In the lines below, find how many contain the word "Nota" and report that figure alone.

* Begin DATA SECTION *

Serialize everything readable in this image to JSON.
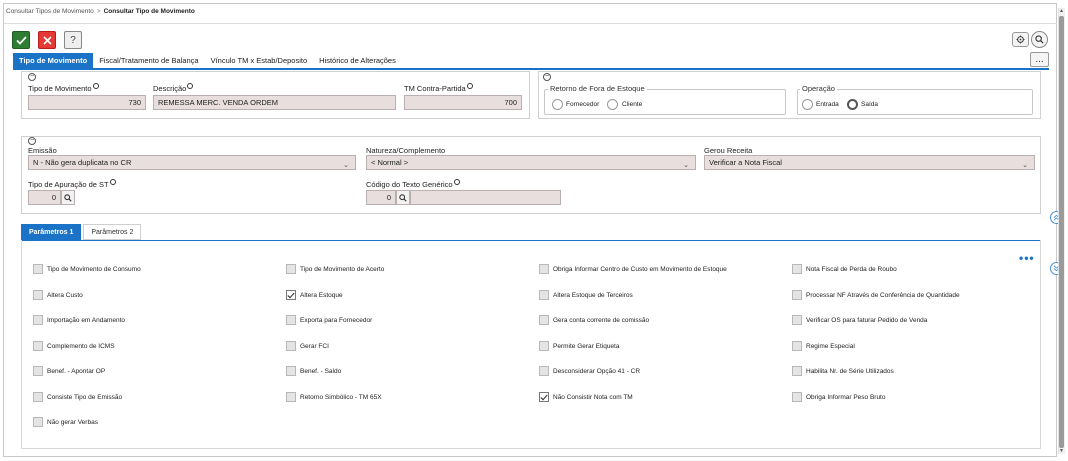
{
  "breadcrumb": {
    "parent": "Consultar Tipos de Movimento",
    "separator": ">",
    "current": "Consultar Tipo de Movimento"
  },
  "toolbar": {
    "ok_icon": "check-icon",
    "cancel_icon": "close-icon",
    "help_label": "?",
    "settings_icon": "gear-icon",
    "zoom_icon": "search-icon",
    "more_label": "..."
  },
  "tabs": [
    {
      "label": "Tipo de Movimento",
      "active": true
    },
    {
      "label": "Fiscal/Tratamento de Balança",
      "active": false
    },
    {
      "label": "Vínculo TM x Estab/Deposito",
      "active": false
    },
    {
      "label": "Histórico de Alterações",
      "active": false
    }
  ],
  "group1": {
    "collapse_label": "−",
    "tipo_movimento": {
      "label": "Tipo de Movimento",
      "value": "730"
    },
    "descricao": {
      "label": "Descrição",
      "value": "REMESSA MERC. VENDA ORDEM"
    },
    "tm_contra": {
      "label": "TM Contra-Partida",
      "value": "700"
    }
  },
  "group2": {
    "collapse_label": "−",
    "retorno": {
      "legend": "Retorno de Fora de Estoque",
      "options": [
        "Fornecedor",
        "Cliente"
      ],
      "selected": null
    },
    "operacao": {
      "legend": "Operação",
      "options": [
        "Entrada",
        "Saída"
      ],
      "selected": "Saída"
    }
  },
  "group3": {
    "collapse_label": "−",
    "emissao": {
      "label": "Emissão",
      "value": "N - Não gera duplicata no CR"
    },
    "natureza": {
      "label": "Natureza/Complemento",
      "value": "< Normal >"
    },
    "gerou_receita": {
      "label": "Gerou Receita",
      "value": "Verificar a Nota Fiscal"
    },
    "tipo_apuracao": {
      "label": "Tipo de Apuração de ST",
      "value": "0"
    },
    "codigo_texto": {
      "label": "Código do Texto Genérico",
      "value": "0",
      "description": ""
    }
  },
  "param_tabs": [
    {
      "label": "Parâmetros 1",
      "active": true
    },
    {
      "label": "Parâmetros 2",
      "active": false
    }
  ],
  "params_more": "•••",
  "params": [
    [
      {
        "label": "Tipo de Movimento de Consumo",
        "checked": false
      },
      {
        "label": "Altera Custo",
        "checked": false
      },
      {
        "label": "Importação em Andamento",
        "checked": false
      },
      {
        "label": "Complemento de ICMS",
        "checked": false
      },
      {
        "label": "Benef. - Apontar OP",
        "checked": false
      },
      {
        "label": "Consiste Tipo de Emissão",
        "checked": false
      },
      {
        "label": "Não gerar Verbas",
        "checked": false
      }
    ],
    [
      {
        "label": "Tipo de Movimento de Acerto",
        "checked": false
      },
      {
        "label": "Altera Estoque",
        "checked": true
      },
      {
        "label": "Exporta para Fornecedor",
        "checked": false
      },
      {
        "label": "Gerar FCI",
        "checked": false
      },
      {
        "label": "Benef. - Saldo",
        "checked": false
      },
      {
        "label": "Retorno Simbólico - TM 65X",
        "checked": false
      }
    ],
    [
      {
        "label": "Obriga Informar Centro de Custo em Movimento de Estoque",
        "checked": false
      },
      {
        "label": "Altera Estoque de Terceiros",
        "checked": false
      },
      {
        "label": "Gera conta corrente de comissão",
        "checked": false
      },
      {
        "label": "Permite Gerar Etiqueta",
        "checked": false
      },
      {
        "label": "Desconsiderar Opção 41 - CR",
        "checked": false
      },
      {
        "label": "Não Consistir Nota com TM",
        "checked": true
      }
    ],
    [
      {
        "label": "Nota Fiscal de Perda de Roubo",
        "checked": false
      },
      {
        "label": "Processar NF Através de Conferência de Quantidade",
        "checked": false
      },
      {
        "label": "Verificar OS para faturar Pedido de Venda",
        "checked": false
      },
      {
        "label": "Regime Especial",
        "checked": false
      },
      {
        "label": "Habilita Nr. de Série Utilizados",
        "checked": false
      },
      {
        "label": "Obriga Informar Peso Bruto",
        "checked": false
      }
    ]
  ],
  "colors": {
    "accent": "#1a73c7",
    "ok": "#2e7d32",
    "cancel": "#e53935",
    "field_bg": "#e8dede"
  }
}
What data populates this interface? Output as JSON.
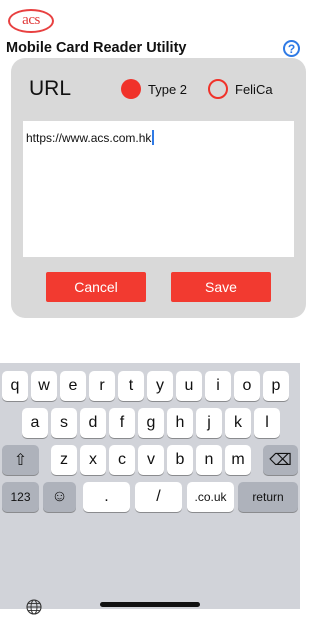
{
  "app": {
    "logo_text": "acs",
    "title": "Mobile Card Reader Utility",
    "help_icon": "?"
  },
  "dialog": {
    "title": "URL",
    "radio_type2": "Type 2",
    "radio_felica": "FeliCa",
    "url_value": "https://www.acs.com.hk",
    "cancel_label": "Cancel",
    "save_label": "Save"
  },
  "keyboard": {
    "row1": [
      "q",
      "w",
      "e",
      "r",
      "t",
      "y",
      "u",
      "i",
      "o",
      "p"
    ],
    "row2": [
      "a",
      "s",
      "d",
      "f",
      "g",
      "h",
      "j",
      "k",
      "l"
    ],
    "row3": [
      "z",
      "x",
      "c",
      "v",
      "b",
      "n",
      "m"
    ],
    "shift_icon": "⇧",
    "delete_icon": "⌫",
    "numbers_label": "123",
    "emoji_icon": "☺",
    "dot_label": ".",
    "slash_label": "/",
    "couk_label": ".co.uk",
    "return_label": "return",
    "globe_icon": "🌐"
  },
  "colors": {
    "accent": "#f23a30",
    "help_blue": "#2f7ae5",
    "dialog_bg": "#d9d9d9",
    "keyboard_bg": "#d1d3d9"
  }
}
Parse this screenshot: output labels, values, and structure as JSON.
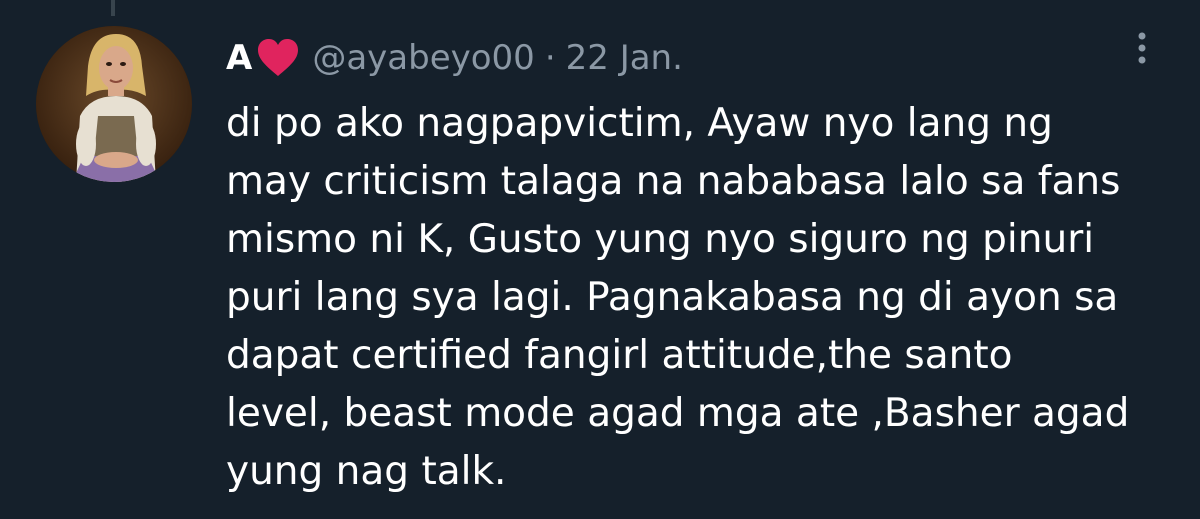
{
  "tweet": {
    "display_name": "A",
    "name_emoji": "red-heart-icon",
    "handle": "@ayabeyo00",
    "separator": "·",
    "date": "22 Jan.",
    "text_lines": [
      "di po ako nagpapvictim, Ayaw nyo lang ng",
      "may criticism talaga na nababasa lalo sa fans",
      "mismo ni K, Gusto yung nyo siguro ng pinuri",
      "puri lang sya lagi. Pagnakabasa ng di ayon sa",
      "dapat certified fangirl attitude,the santo",
      "level, beast mode agad mga ate ,Basher agad",
      "yung nag talk."
    ]
  },
  "icons": {
    "more": "more-vertical-icon",
    "avatar": "avatar-painting"
  },
  "colors": {
    "background": "#15202b",
    "text_primary": "#ffffff",
    "text_secondary": "#8b98a5",
    "heart": "#e0245e",
    "thread_line": "#38444d"
  }
}
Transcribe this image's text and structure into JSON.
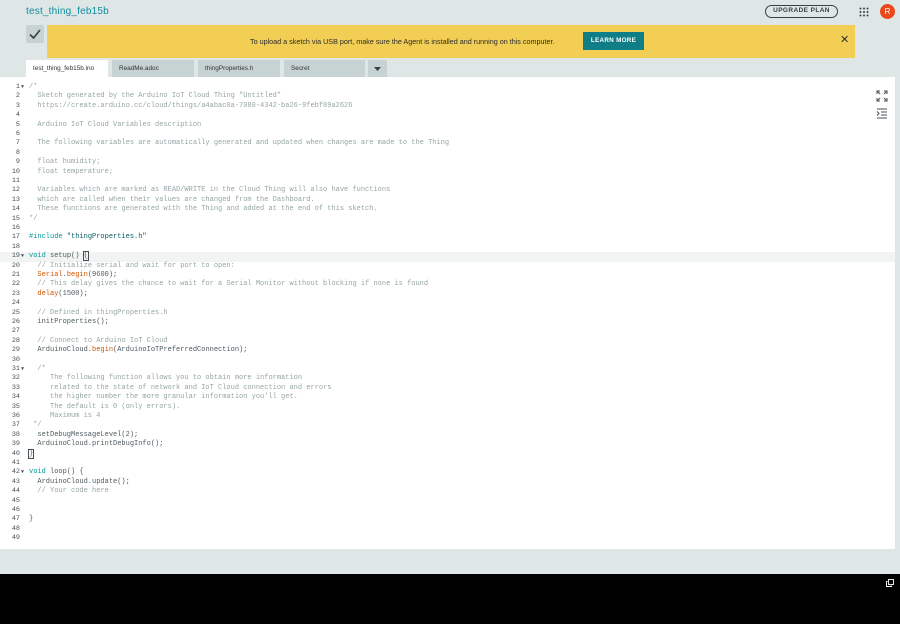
{
  "app": {
    "title": "test_thing_feb15b"
  },
  "header": {
    "upgrade_label": "UPGRADE PLAN",
    "avatar_initial": "R"
  },
  "banner": {
    "message": "To upload a sketch via USB port, make sure the Agent is installed and running on this computer.",
    "learn_more_label": "LEARN MORE",
    "close_label": "✕"
  },
  "tabs": [
    {
      "label": "test_thing_feb15b.ino"
    },
    {
      "label": "ReadMe.adoc"
    },
    {
      "label": "thingProperties.h"
    },
    {
      "label": "Secret"
    }
  ],
  "colors": {
    "accent": "#0f8ea1",
    "banner_bg": "#f2cf54",
    "learn_more_bg": "#0f7e86",
    "avatar_bg": "#e9491a",
    "comment": "#95a5a6",
    "keyword": "#00979c",
    "function": "#d35400"
  },
  "icons": {
    "verify": "check-icon",
    "apps": "grid-dots-icon",
    "tab_menu": "chevron-down-icon",
    "expand": "expand-icon",
    "indent": "indent-icon",
    "copy": "copy-icon"
  },
  "code": [
    "/*",
    "  Sketch generated by the Arduino IoT Cloud Thing \"Untitled\"",
    "  https://create.arduino.cc/cloud/things/a4abac0a-7080-4342-ba26-9febf89a2626",
    "",
    "  Arduino IoT Cloud Variables description",
    "",
    "  The following variables are automatically generated and updated when changes are made to the Thing",
    "",
    "  float humidity;",
    "  float temperature;",
    "",
    "  Variables which are marked as READ/WRITE in the Cloud Thing will also have functions",
    "  which are called when their values are changed from the Dashboard.",
    "  These functions are generated with the Thing and added at the end of this sketch.",
    "*/",
    "",
    "#include \"thingProperties.h\"",
    "",
    "void setup() {",
    "  // Initialize serial and wait for port to open:",
    "  Serial.begin(9600);",
    "  // This delay gives the chance to wait for a Serial Monitor without blocking if none is found",
    "  delay(1500);",
    "",
    "  // Defined in thingProperties.h",
    "  initProperties();",
    "",
    "  // Connect to Arduino IoT Cloud",
    "  ArduinoCloud.begin(ArduinoIoTPreferredConnection);",
    "",
    "  /*",
    "     The following function allows you to obtain more information",
    "     related to the state of network and IoT Cloud connection and errors",
    "     the higher number the more granular information you'll get.",
    "     The default is 0 (only errors).",
    "     Maximum is 4",
    " */",
    "  setDebugMessageLevel(2);",
    "  ArduinoCloud.printDebugInfo();",
    "}",
    "",
    "void loop() {",
    "  ArduinoCloud.update();",
    "  // Your code here",
    "",
    "",
    "}",
    "",
    ""
  ]
}
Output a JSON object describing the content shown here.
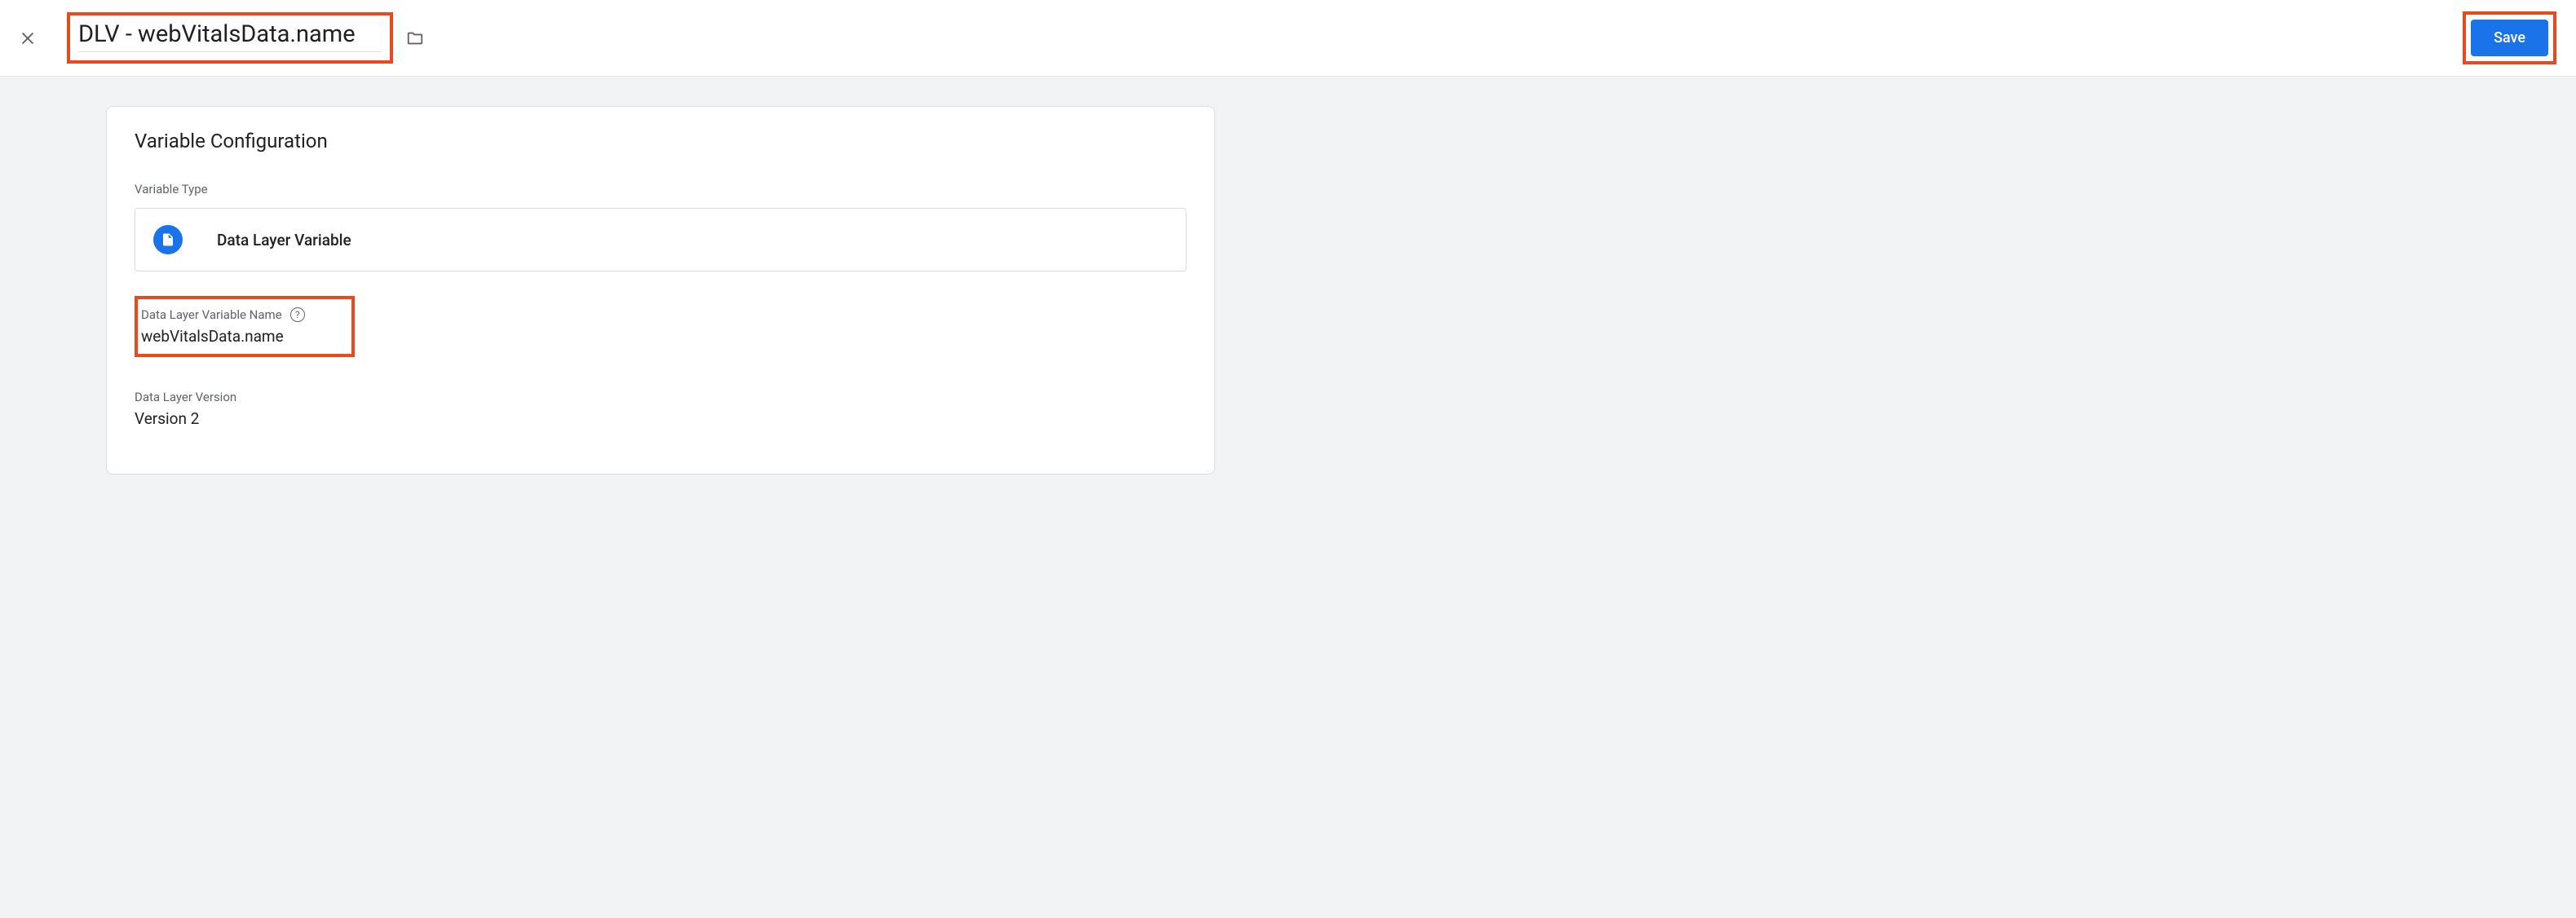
{
  "header": {
    "title": "DLV - webVitalsData.name",
    "save_label": "Save"
  },
  "card": {
    "title": "Variable Configuration",
    "type_section_label": "Variable Type",
    "type_name": "Data Layer Variable",
    "fields": {
      "dlv_name_label": "Data Layer Variable Name",
      "dlv_name_value": "webVitalsData.name",
      "version_label": "Data Layer Version",
      "version_value": "Version 2"
    }
  }
}
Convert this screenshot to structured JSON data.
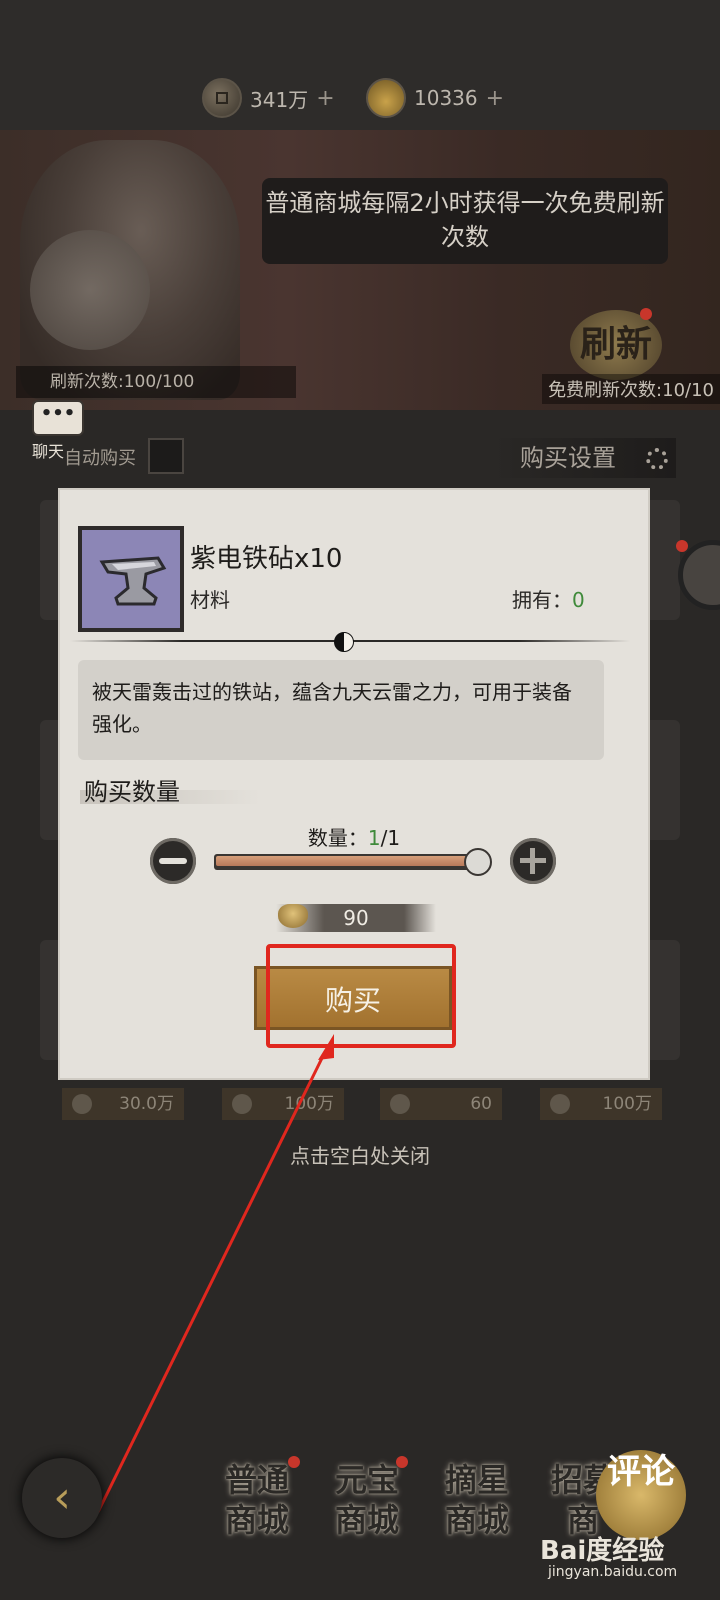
{
  "resources": {
    "coins": "341万",
    "ingots": "10336",
    "plus": "+"
  },
  "banner": {
    "notice": "普通商城每隔2小时获得一次免费刷新次数",
    "refresh_count": "刷新次数:100/100",
    "refresh_button": "刷新",
    "free_refresh": "免费刷新次数:10/10"
  },
  "chat": {
    "bubble": "•••",
    "label": "聊天"
  },
  "shop": {
    "auto_buy": "自动购买",
    "buy_settings": "购买设置",
    "prices": [
      "30.0万",
      "100万",
      "60",
      "100万"
    ],
    "close_hint": "点击空白处关闭"
  },
  "modal": {
    "item_name": "紫电铁砧x10",
    "item_type": "材料",
    "owned_label": "拥有：",
    "owned_value": "0",
    "description": "被天雷轰击过的铁站，蕴含九天云雷之力，可用于装备强化。",
    "quantity_title": "购买数量",
    "quantity_label": "数量：",
    "quantity_current": "1",
    "quantity_total": "/1",
    "quantity_fraction": 1.0,
    "cost": "90",
    "buy_button": "购买"
  },
  "bottom_nav": {
    "back": "‹",
    "items": [
      "普通商城",
      "元宝商城",
      "摘星商城",
      "招募商"
    ],
    "comment": "评论",
    "watermark": "Bai度经验",
    "watermark_sub": "jingyan.baidu.com"
  },
  "colors": {
    "accent_red": "#e0271e",
    "buy_button": "#b98a44",
    "owned_green": "#3f8a3a"
  }
}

* End DATA SECTION *

[RESPONSE TO THE TASK]:
3